| Your instructions |
Keep the images out and copy every entry below exactly.

--- start Given data ---

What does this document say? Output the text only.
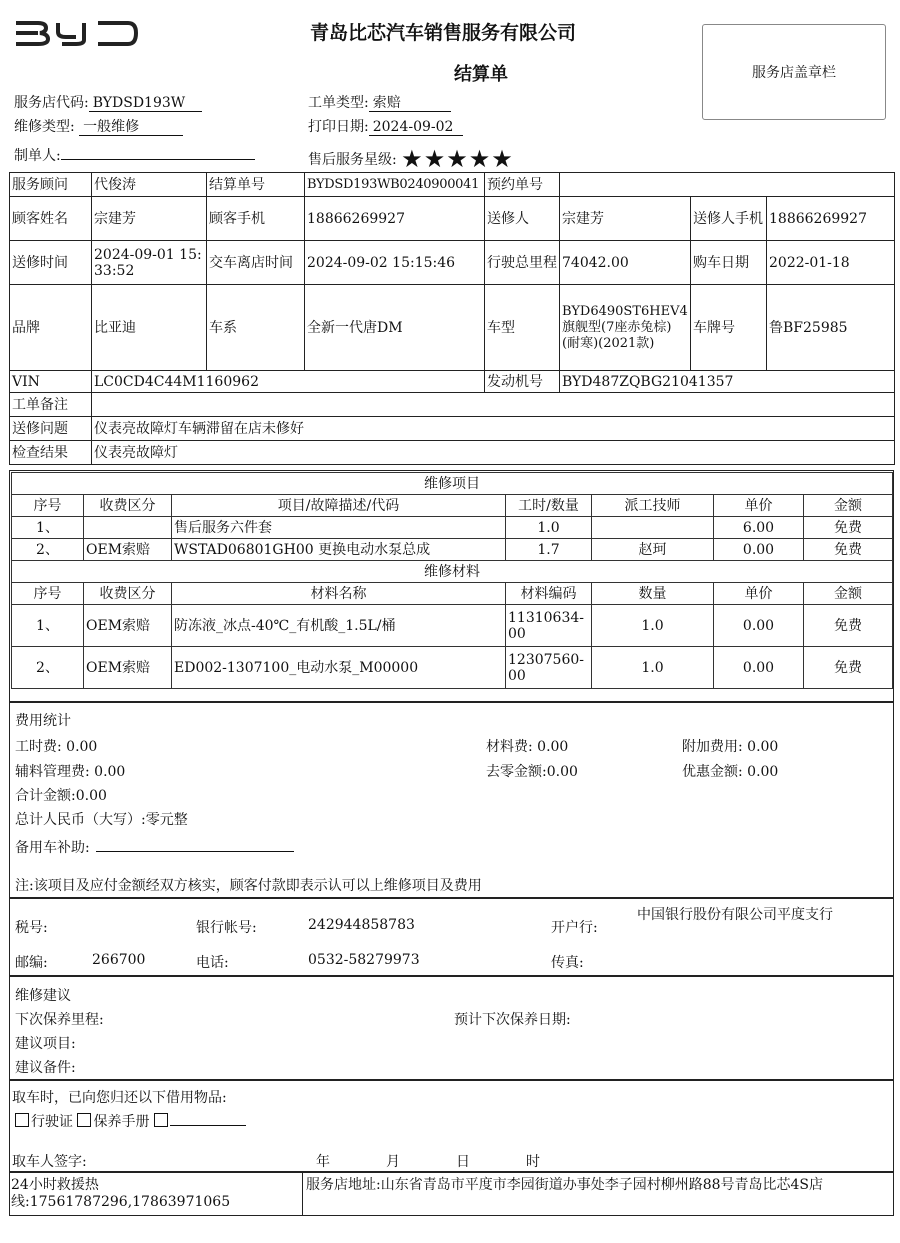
青岛比芯汽车销售服务有限公司
结算单	服务店盖章栏
服务店代码: BYDSD193W
维修类型: 一般维修
制单人:
工单类型: 索赔
打印日期: 2024-09-02
售后服务星级: ★★★★★
服务顾问	代俊涛	结算单号	BYDSD193WB0240900041	预约单号			
顾客姓名	宗建芳	顾客手机	18866269927	送修人	宗建芳	送修人手机	18866269927
送修时间	2024-09-01 15:33:52	交车离店时间	2024-09-02 15:15:46	行驶总里程	74042.00	购车日期	2022-01-18
品牌	比亚迪	车系	全新一代唐DM	车型	BYD6490ST6HEV4旗舰型(7座赤兔棕)(耐寒)(2021款)	车牌号	鲁BF25985
VIN	LC0CD4C44M1160962			发动机号	BYD487ZQBG21041357		
工单备注							
送修问题	仪表亮故障灯车辆滞留在店未修好						
检查结果	仪表亮故障灯						
维修项目						
序号	收费区分	项目/故障描述/代码	工时/数量	派工技师	单价	金额
1、		售后服务六件套	1.0		6.00	免费
2、	OEM索赔	WSTAD06801GH00 更换电动水泵总成	1.7	赵珂	0.00	免费
维修材料						
序号	收费区分	材料名称	材料编码	数量	单价	金额
1、	OEM索赔	防冻液_冰点-40℃_有机酸_1.5L/桶	11310634-00	1.0	0.00	免费
2、	OEM索赔	ED002-1307100_电动水泵_M00000	12307560-00	1.0	0.00	免费
费用统计
工时费: 0.00	材料费: 0.00	附加费用: 0.00
辅料管理费: 0.00	去零金额:0.00	优惠金额: 0.00
合计金额:0.00
总计人民币（大写）:零元整
备用车补助:
注:该项目及应付金额经双方核实，顾客付款即表示认可以上维修项目及费用
税号:	银行帐号:	242944858783	开户行:
中国银行股份有限公司平度支行
邮编:	266700	电话:	0532-58279973	传真:
维修建议
下次保养里程:	预计下次保养日期:
建议项目:
建议备件:
取车时，已向您归还以下借用物品:
行驶证 保养手册
取车人签字:	年	月	日	时
24小时救援热线:17561787296,17863971065
服务店地址:山东省青岛市平度市李园街道办事处李子园村柳州路88号青岛比芯4S店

--- end Given data ---

| Solution to the exercise |
What does this document say? Output the text only.
青岛比芯汽车销售服务有限公司
结算单	服务店盖章栏
服务店代码: BYDSD193W
维修类型: 一般维修
制单人:
工单类型: 索赔
打印日期: 2024-09-02
售后服务星级: ★★★★★
服务顾问	代俊涛	结算单号	BYDSD193WB0240900041	预约单号			
顾客姓名	宗建芳	顾客手机	18866269927	送修人	宗建芳	送修人手机	18866269927
送修时间	2024-09-01 15:33:52	交车离店时间	2024-09-02 15:15:46	行驶总里程	74042.00	购车日期	2022-01-18
品牌	比亚迪	车系	全新一代唐DM	车型	BYD6490ST6HEV4旗舰型(7座赤兔棕)(耐寒)(2021款)	车牌号	鲁BF25985
VIN	LC0CD4C44M1160962			发动机号	BYD487ZQBG21041357		
工单备注							
送修问题	仪表亮故障灯车辆滞留在店未修好						
检查结果	仪表亮故障灯						
维修项目						
序号	收费区分	项目/故障描述/代码	工时/数量	派工技师	单价	金额
1、		售后服务六件套	1.0		6.00	免费
2、	OEM索赔	WSTAD06801GH00 更换电动水泵总成	1.7	赵珂	0.00	免费
维修材料						
序号	收费区分	材料名称	材料编码	数量	单价	金额
1、	OEM索赔	防冻液_冰点-40℃_有机酸_1.5L/桶	11310634-00	1.0	0.00	免费
2、	OEM索赔	ED002-1307100_电动水泵_M00000	12307560-00	1.0	0.00	免费
费用统计
工时费: 0.00	材料费: 0.00	附加费用: 0.00
辅料管理费: 0.00	去零金额:0.00	优惠金额: 0.00
合计金额:0.00
总计人民币（大写）:零元整
备用车补助:
注:该项目及应付金额经双方核实，顾客付款即表示认可以上维修项目及费用
税号:	银行帐号:	242944858783	开户行:
中国银行股份有限公司平度支行
邮编:	266700	电话:	0532-58279973	传真:
维修建议
下次保养里程:	预计下次保养日期:
建议项目:
建议备件:
取车时，已向您归还以下借用物品:
行驶证 保养手册
取车人签字:	年	月	日	时
24小时救援热线:17561787296,17863971065
服务店地址:山东省青岛市平度市李园街道办事处李子园村柳州路88号青岛比芯4S店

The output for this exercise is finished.